Exercise requirements - Skip the pictures. Reproduce all other material exactly.

□ □ □ □ □

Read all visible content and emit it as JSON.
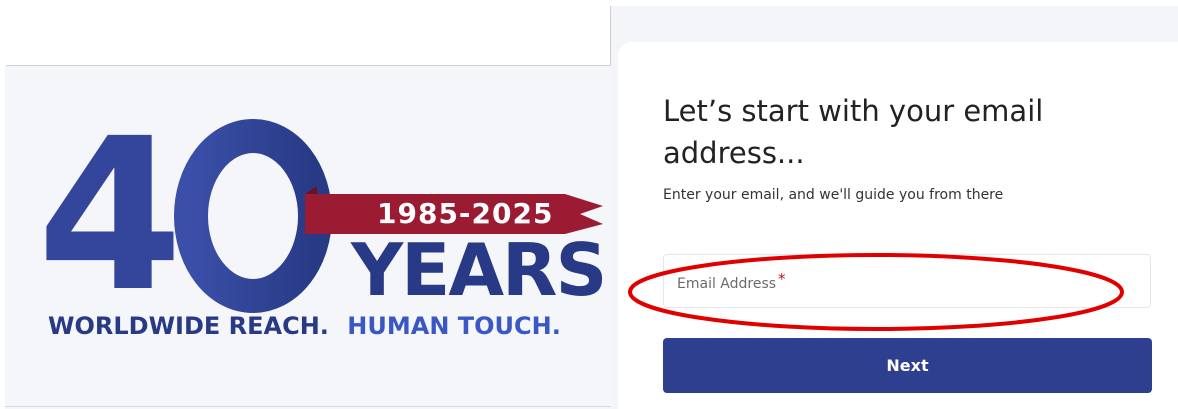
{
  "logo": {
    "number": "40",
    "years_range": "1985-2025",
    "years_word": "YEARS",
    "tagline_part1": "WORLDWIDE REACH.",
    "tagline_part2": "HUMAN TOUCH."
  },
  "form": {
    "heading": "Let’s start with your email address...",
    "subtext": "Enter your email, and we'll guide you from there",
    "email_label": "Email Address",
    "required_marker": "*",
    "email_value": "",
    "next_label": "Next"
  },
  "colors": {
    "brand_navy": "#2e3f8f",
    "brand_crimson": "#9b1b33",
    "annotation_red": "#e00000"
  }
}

□ □ □ □ □

Solution to this task -
Read all visible content and emit it as JSON.
{
  "logo": {
    "number": "40",
    "years_range": "1985-2025",
    "years_word": "YEARS",
    "tagline_part1": "WORLDWIDE REACH.",
    "tagline_part2": "HUMAN TOUCH."
  },
  "form": {
    "heading": "Let’s start with your email address...",
    "subtext": "Enter your email, and we'll guide you from there",
    "email_label": "Email Address",
    "required_marker": "*",
    "email_value": "",
    "next_label": "Next"
  },
  "colors": {
    "brand_navy": "#2e3f8f",
    "brand_crimson": "#9b1b33",
    "annotation_red": "#e00000"
  }
}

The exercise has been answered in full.